» Record excerpts
==========

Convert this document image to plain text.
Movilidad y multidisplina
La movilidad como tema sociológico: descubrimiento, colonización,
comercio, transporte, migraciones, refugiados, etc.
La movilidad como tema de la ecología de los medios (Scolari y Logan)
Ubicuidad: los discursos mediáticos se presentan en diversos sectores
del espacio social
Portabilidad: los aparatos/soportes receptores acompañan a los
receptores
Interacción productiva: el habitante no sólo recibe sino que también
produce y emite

==========

» What is expected
Retype all the records, matching them exactly.

» Result
Convert this document image to plain text.
Movilidad y multidisplina
La movilidad como tema sociológico: descubrimiento, colonización,
comercio, transporte, migraciones, refugiados, etc.
La movilidad como tema de la ecología de los medios (Scolari y Logan)
Ubicuidad: los discursos mediáticos se presentan en diversos sectores
del espacio social
Portabilidad: los aparatos/soportes receptores acompañan a los
receptores
Interacción productiva: el habitante no sólo recibe sino que también
produce y emite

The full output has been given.